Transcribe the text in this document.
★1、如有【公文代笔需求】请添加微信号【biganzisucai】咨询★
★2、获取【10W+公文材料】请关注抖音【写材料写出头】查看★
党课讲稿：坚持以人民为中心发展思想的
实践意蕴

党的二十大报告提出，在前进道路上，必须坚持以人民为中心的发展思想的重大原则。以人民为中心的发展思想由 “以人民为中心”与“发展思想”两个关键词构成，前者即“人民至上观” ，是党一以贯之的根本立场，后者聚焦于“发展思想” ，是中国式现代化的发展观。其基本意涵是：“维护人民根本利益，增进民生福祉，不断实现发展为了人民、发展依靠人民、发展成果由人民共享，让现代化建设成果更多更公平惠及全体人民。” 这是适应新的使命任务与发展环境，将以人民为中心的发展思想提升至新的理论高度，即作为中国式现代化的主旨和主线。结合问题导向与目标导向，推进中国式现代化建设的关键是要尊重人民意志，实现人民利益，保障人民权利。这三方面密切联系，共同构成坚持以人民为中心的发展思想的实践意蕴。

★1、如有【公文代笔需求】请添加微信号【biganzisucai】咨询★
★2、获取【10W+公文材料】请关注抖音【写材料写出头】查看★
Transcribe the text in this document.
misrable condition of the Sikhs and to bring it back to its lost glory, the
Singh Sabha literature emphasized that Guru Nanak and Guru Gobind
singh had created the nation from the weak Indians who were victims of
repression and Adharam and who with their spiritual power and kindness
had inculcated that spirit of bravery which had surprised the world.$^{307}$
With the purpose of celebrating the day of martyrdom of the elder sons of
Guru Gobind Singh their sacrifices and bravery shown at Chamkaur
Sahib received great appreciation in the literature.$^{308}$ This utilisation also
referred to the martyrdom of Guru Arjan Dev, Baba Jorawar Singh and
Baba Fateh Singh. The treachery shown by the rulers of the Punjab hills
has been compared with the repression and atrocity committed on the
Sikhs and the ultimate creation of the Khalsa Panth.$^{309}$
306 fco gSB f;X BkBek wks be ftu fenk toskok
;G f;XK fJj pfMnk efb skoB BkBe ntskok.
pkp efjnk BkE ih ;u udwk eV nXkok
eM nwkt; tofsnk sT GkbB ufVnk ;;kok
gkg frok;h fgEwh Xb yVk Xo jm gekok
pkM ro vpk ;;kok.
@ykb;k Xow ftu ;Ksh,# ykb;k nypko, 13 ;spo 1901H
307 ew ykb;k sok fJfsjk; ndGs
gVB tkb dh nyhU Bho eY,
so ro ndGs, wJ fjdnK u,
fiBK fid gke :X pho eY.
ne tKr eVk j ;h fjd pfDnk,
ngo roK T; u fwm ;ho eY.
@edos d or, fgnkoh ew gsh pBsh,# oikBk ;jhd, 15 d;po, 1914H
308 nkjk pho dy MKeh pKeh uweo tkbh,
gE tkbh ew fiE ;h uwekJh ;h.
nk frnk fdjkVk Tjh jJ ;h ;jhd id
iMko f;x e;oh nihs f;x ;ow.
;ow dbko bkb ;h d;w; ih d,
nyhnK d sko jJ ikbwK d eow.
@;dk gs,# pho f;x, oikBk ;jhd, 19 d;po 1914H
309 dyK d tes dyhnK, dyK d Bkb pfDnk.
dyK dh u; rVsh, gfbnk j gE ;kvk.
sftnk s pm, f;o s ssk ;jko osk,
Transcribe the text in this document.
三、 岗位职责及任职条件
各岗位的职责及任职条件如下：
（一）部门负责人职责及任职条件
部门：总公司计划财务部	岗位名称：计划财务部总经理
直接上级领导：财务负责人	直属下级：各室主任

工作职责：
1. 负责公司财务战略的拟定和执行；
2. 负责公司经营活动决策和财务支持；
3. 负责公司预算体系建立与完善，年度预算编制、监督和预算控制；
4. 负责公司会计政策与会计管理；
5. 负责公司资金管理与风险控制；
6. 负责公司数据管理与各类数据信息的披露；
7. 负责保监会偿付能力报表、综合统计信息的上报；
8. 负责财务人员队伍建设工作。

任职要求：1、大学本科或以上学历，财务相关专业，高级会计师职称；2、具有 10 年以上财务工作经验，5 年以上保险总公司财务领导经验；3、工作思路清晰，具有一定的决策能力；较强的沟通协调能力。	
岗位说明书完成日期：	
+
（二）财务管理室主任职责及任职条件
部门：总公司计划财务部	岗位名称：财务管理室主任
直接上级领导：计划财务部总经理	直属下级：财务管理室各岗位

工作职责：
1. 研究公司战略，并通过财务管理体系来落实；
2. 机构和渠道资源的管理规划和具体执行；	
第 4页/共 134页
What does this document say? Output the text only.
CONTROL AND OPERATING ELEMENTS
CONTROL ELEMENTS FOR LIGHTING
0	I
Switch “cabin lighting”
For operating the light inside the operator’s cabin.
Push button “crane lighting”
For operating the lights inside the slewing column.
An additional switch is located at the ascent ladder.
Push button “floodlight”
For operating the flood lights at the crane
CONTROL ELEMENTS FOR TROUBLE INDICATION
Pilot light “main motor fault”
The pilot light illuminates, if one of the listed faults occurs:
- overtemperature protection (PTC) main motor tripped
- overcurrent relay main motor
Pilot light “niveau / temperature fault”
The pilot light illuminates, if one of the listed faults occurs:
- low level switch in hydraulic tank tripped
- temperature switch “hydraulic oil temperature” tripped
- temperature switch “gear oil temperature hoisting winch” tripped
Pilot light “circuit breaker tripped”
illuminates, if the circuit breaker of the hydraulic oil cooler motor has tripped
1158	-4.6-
######
Check every line of the material for the string "repression" and give the number of lines that have it, without anything else.

### Task solution
2